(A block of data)
== == ==
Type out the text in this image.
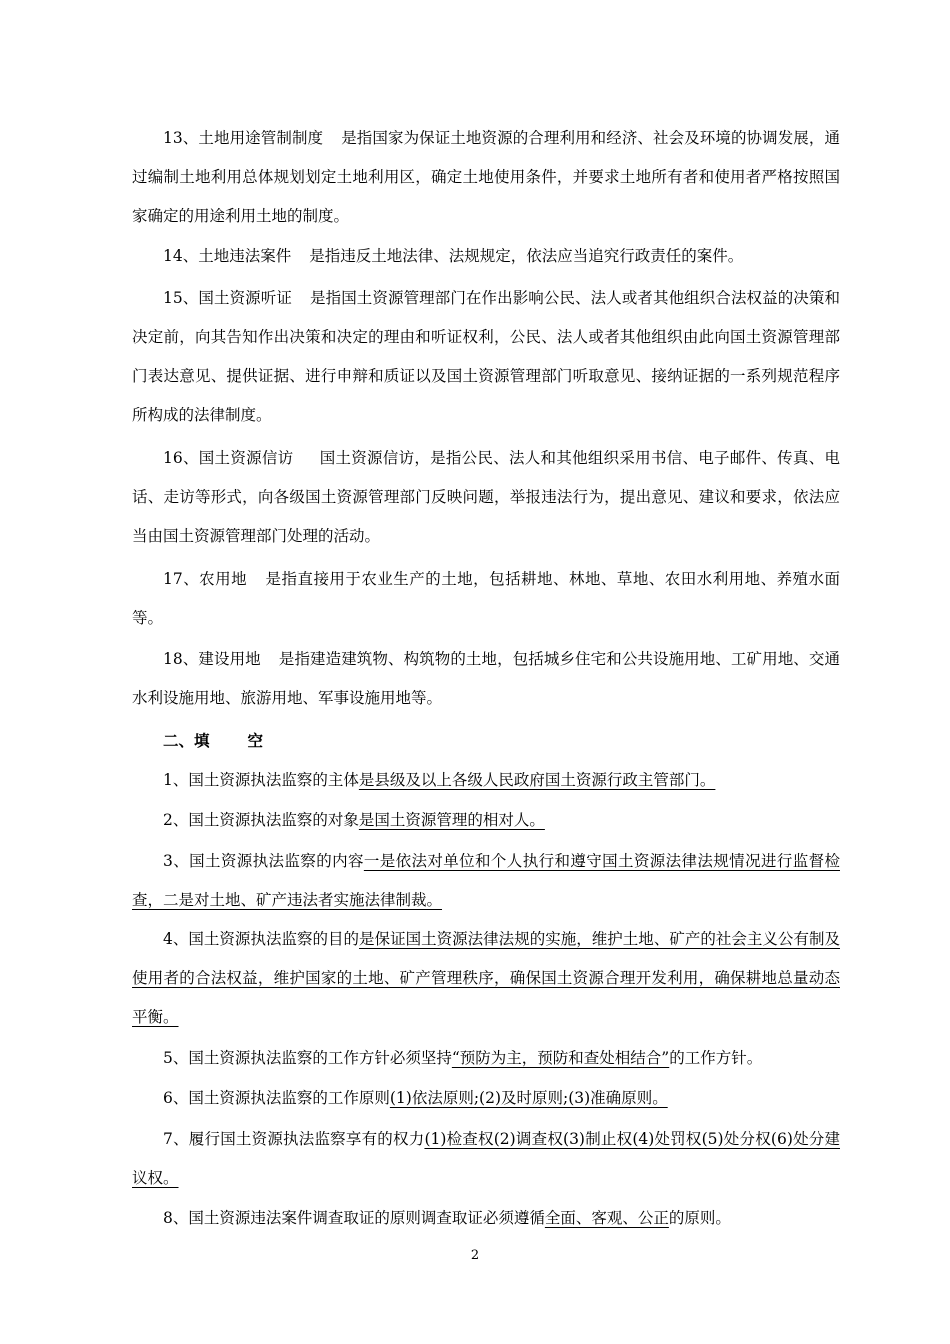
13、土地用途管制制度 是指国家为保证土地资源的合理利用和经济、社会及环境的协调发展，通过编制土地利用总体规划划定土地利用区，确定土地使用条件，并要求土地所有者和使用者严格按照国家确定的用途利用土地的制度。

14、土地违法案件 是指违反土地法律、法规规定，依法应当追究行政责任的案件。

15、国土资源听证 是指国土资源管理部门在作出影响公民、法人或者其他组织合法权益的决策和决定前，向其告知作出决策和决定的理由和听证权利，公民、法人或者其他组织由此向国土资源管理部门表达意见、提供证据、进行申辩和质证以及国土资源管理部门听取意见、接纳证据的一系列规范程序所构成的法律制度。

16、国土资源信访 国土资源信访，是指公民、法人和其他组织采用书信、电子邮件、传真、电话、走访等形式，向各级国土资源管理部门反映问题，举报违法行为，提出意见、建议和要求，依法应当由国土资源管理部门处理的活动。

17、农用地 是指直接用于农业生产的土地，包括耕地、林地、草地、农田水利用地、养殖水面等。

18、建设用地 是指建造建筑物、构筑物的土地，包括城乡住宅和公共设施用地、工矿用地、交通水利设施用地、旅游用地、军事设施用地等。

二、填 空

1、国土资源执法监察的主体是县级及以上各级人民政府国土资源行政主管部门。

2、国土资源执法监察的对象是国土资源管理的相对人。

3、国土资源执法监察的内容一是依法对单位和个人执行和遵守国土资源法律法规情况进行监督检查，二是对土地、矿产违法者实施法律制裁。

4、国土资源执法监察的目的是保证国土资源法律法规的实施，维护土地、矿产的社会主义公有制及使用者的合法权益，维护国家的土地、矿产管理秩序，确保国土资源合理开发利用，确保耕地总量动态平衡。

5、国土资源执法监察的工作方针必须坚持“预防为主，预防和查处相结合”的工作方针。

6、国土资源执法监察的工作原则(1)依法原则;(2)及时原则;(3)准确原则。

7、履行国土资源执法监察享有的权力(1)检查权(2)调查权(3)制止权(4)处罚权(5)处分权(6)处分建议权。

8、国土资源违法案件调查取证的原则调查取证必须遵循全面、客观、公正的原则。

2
== == ==
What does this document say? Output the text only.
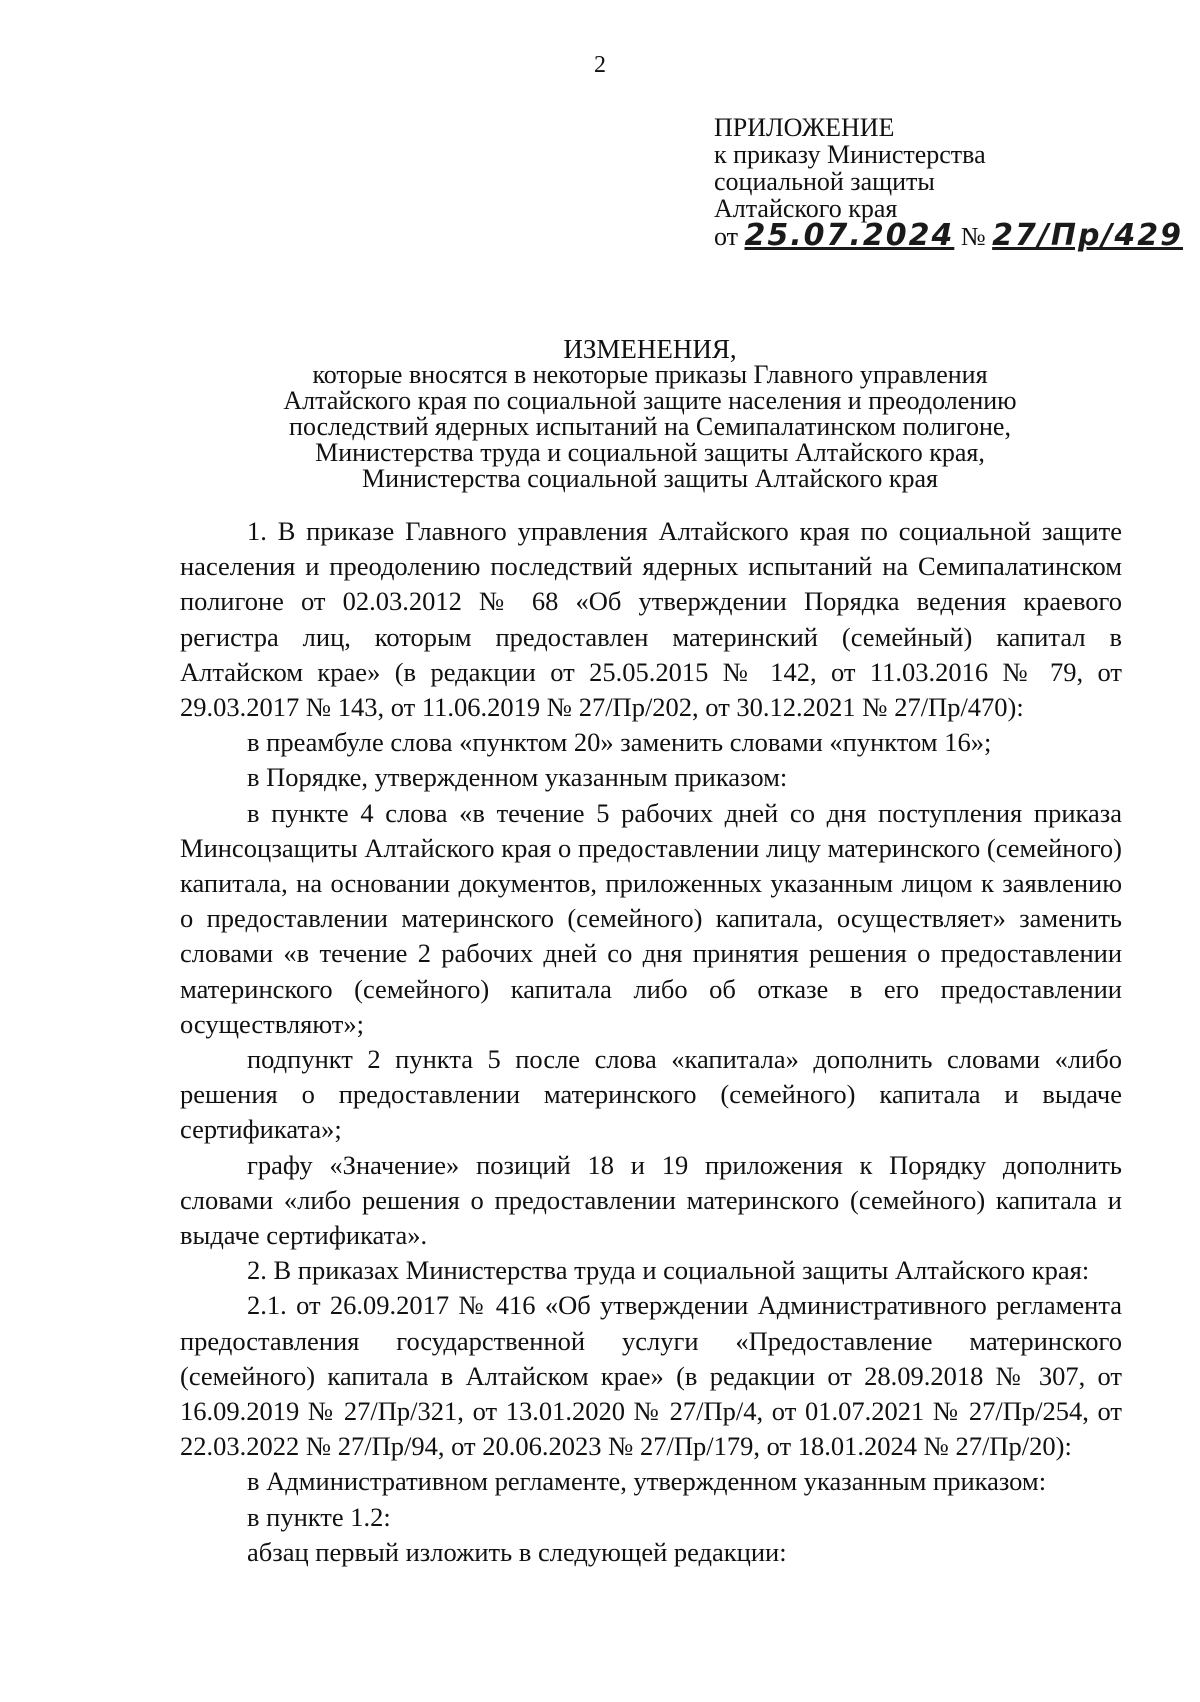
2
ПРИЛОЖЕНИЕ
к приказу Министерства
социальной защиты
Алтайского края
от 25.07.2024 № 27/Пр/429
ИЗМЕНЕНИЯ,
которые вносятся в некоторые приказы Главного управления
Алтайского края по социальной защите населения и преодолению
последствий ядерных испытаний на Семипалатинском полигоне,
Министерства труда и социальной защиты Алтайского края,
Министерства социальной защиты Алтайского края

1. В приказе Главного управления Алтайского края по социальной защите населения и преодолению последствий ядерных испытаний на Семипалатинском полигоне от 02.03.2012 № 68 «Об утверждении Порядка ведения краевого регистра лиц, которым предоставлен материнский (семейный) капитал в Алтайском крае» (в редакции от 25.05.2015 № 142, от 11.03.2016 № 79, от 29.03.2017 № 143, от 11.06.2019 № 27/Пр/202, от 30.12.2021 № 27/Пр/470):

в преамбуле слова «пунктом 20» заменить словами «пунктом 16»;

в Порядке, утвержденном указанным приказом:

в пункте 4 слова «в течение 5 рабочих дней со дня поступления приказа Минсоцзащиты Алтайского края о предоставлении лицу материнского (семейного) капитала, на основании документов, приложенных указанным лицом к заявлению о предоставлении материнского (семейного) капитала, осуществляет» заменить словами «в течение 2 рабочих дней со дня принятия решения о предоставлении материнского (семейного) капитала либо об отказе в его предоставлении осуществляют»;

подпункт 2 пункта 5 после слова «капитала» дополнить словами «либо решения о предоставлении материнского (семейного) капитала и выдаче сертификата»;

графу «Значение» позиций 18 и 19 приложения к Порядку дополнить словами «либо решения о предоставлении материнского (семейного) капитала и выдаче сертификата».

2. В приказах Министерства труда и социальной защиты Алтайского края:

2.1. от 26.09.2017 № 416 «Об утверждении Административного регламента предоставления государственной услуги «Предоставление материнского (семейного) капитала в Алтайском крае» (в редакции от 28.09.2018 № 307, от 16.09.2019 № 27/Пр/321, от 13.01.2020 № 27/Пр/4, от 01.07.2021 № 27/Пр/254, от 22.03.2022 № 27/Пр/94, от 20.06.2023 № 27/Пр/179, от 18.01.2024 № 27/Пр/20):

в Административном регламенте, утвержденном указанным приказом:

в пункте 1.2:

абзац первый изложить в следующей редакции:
== == ==
Prompt
Search the records for the word "заменить", then list every line that has it.

The response
в преамбуле слова «пунктом 20» заменить словами «пунктом 16»;
в пункте 4 слова «в течение 5 рабочих дней со дня поступления приказа Минсоцзащиты Алтайского края о предоставлении лицу материнского (семейного) капитала, на основании документов, приложенных указанным лицом к заявлению о предоставлении материнского (семейного) капитала, осуществляет» заменить словами «в течение 2 рабочих дней со дня принятия решения о предоставлении материнского (семейного) капитала либо об отказе в его предоставлении осуществляют»;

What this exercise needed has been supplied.